====== Input records ======
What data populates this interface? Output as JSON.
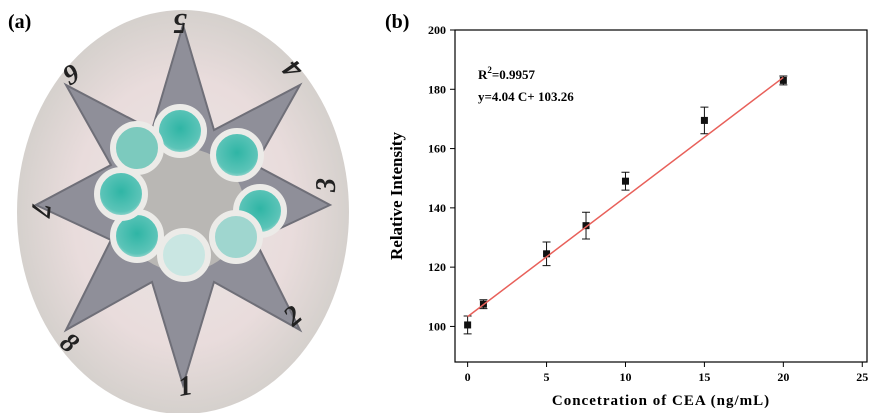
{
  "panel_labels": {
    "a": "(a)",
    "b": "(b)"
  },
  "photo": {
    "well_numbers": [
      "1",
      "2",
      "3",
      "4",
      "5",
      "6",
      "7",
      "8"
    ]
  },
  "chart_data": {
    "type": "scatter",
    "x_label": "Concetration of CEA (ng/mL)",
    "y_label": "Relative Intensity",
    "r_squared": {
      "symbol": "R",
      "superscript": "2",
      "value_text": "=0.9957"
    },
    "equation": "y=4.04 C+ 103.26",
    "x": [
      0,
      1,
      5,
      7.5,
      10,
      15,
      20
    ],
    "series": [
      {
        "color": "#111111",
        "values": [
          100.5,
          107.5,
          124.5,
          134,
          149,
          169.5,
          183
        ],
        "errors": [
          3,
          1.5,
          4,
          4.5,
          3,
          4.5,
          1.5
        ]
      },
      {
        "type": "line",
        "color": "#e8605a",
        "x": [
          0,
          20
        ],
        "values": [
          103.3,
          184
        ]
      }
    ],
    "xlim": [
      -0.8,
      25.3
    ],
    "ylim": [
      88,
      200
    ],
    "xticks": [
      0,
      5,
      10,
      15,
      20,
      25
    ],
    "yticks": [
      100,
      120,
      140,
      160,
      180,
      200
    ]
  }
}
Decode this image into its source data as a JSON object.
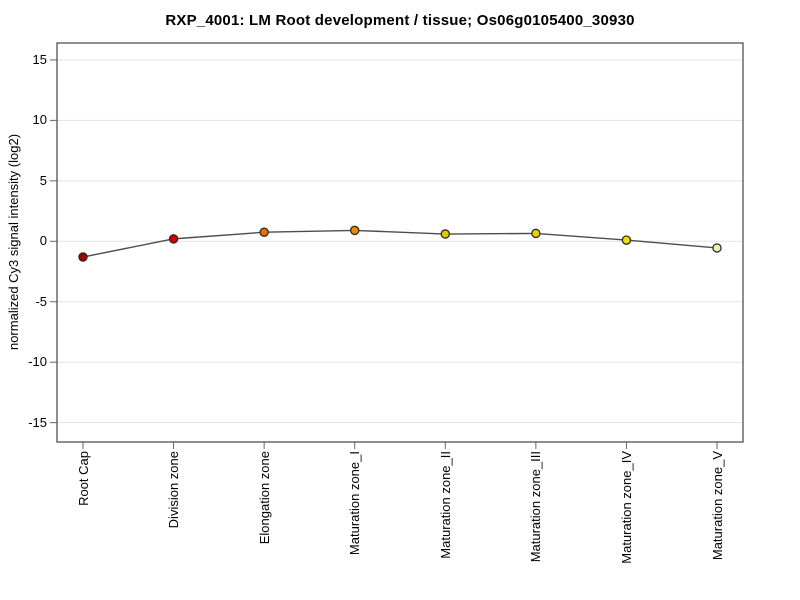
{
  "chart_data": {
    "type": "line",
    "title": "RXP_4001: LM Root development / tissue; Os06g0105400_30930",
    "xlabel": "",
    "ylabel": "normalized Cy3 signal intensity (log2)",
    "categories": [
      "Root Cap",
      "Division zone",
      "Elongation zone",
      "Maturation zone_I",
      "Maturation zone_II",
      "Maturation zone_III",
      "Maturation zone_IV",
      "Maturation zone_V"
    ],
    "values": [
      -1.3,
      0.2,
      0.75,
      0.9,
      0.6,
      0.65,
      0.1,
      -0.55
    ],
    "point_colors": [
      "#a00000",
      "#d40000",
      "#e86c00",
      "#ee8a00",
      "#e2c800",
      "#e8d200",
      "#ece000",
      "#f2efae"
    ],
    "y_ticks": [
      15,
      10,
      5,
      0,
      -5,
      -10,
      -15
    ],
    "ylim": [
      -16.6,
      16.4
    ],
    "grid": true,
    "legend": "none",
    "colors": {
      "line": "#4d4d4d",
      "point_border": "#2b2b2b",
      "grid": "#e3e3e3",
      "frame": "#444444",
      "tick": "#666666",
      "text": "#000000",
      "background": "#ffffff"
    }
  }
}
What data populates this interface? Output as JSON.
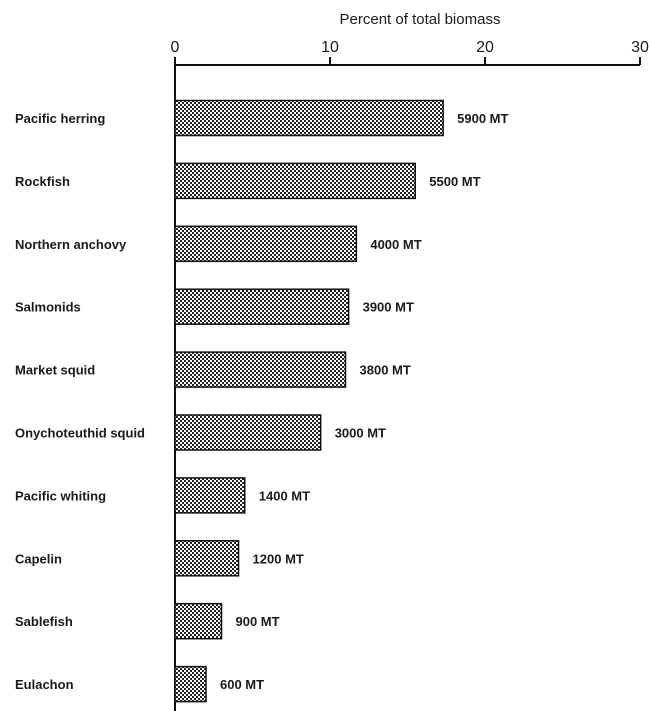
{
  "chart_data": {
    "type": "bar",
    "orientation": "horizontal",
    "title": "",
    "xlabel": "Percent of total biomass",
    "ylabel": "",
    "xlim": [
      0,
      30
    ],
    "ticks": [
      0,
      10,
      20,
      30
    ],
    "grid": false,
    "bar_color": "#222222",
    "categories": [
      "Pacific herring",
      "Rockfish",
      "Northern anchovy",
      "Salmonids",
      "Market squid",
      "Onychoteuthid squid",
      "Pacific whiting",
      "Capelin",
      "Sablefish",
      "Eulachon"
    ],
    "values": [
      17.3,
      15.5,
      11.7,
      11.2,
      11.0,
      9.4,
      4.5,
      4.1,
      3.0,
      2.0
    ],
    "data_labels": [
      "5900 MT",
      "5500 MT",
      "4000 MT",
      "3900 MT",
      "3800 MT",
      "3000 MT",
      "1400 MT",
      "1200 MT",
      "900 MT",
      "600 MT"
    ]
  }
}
======
Retype every entry verbatim and exclude the pictures from the copy.

Task output:
What data populates this interface? Output as JSON.
{
  "panel_labels": {
    "a": "(a)",
    "b": "(b)"
  },
  "photo": {
    "well_numbers": [
      "1",
      "2",
      "3",
      "4",
      "5",
      "6",
      "7",
      "8"
    ]
  },
  "chart_data": {
    "type": "scatter",
    "x_label": "Concetration of CEA (ng/mL)",
    "y_label": "Relative Intensity",
    "r_squared": {
      "symbol": "R",
      "superscript": "2",
      "value_text": "=0.9957"
    },
    "equation": "y=4.04 C+ 103.26",
    "x": [
      0,
      1,
      5,
      7.5,
      10,
      15,
      20
    ],
    "series": [
      {
        "color": "#111111",
        "values": [
          100.5,
          107.5,
          124.5,
          134,
          149,
          169.5,
          183
        ],
        "errors": [
          3,
          1.5,
          4,
          4.5,
          3,
          4.5,
          1.5
        ]
      },
      {
        "type": "line",
        "color": "#e8605a",
        "x": [
          0,
          20
        ],
        "values": [
          103.3,
          184
        ]
      }
    ],
    "xlim": [
      -0.8,
      25.3
    ],
    "ylim": [
      88,
      200
    ],
    "xticks": [
      0,
      5,
      10,
      15,
      20,
      25
    ],
    "yticks": [
      100,
      120,
      140,
      160,
      180,
      200
    ]
  }
}
Decode this image into its source data as a JSON object.
{
  "chart_data": {
    "type": "line",
    "title": "RXP_4001: LM Root development / tissue; Os06g0105400_30930",
    "xlabel": "",
    "ylabel": "normalized Cy3 signal intensity (log2)",
    "categories": [
      "Root Cap",
      "Division zone",
      "Elongation zone",
      "Maturation zone_I",
      "Maturation zone_II",
      "Maturation zone_III",
      "Maturation zone_IV",
      "Maturation zone_V"
    ],
    "values": [
      -1.3,
      0.2,
      0.75,
      0.9,
      0.6,
      0.65,
      0.1,
      -0.55
    ],
    "point_colors": [
      "#a00000",
      "#d40000",
      "#e86c00",
      "#ee8a00",
      "#e2c800",
      "#e8d200",
      "#ece000",
      "#f2efae"
    ],
    "y_ticks": [
      15,
      10,
      5,
      0,
      -5,
      -10,
      -15
    ],
    "ylim": [
      -16.6,
      16.4
    ],
    "grid": true,
    "legend": "none",
    "colors": {
      "line": "#4d4d4d",
      "point_border": "#2b2b2b",
      "grid": "#e3e3e3",
      "frame": "#444444",
      "tick": "#666666",
      "text": "#000000",
      "background": "#ffffff"
    }
  }
}
What data populates this interface? Output as JSON.
{
  "chart_data": {
    "type": "bar",
    "orientation": "horizontal",
    "title": "",
    "xlabel": "Percent of total biomass",
    "ylabel": "",
    "xlim": [
      0,
      30
    ],
    "ticks": [
      0,
      10,
      20,
      30
    ],
    "grid": false,
    "bar_color": "#222222",
    "categories": [
      "Pacific herring",
      "Rockfish",
      "Northern anchovy",
      "Salmonids",
      "Market squid",
      "Onychoteuthid squid",
      "Pacific whiting",
      "Capelin",
      "Sablefish",
      "Eulachon"
    ],
    "values": [
      17.3,
      15.5,
      11.7,
      11.2,
      11.0,
      9.4,
      4.5,
      4.1,
      3.0,
      2.0
    ],
    "data_labels": [
      "5900 MT",
      "5500 MT",
      "4000 MT",
      "3900 MT",
      "3800 MT",
      "3000 MT",
      "1400 MT",
      "1200 MT",
      "900 MT",
      "600 MT"
    ]
  }
}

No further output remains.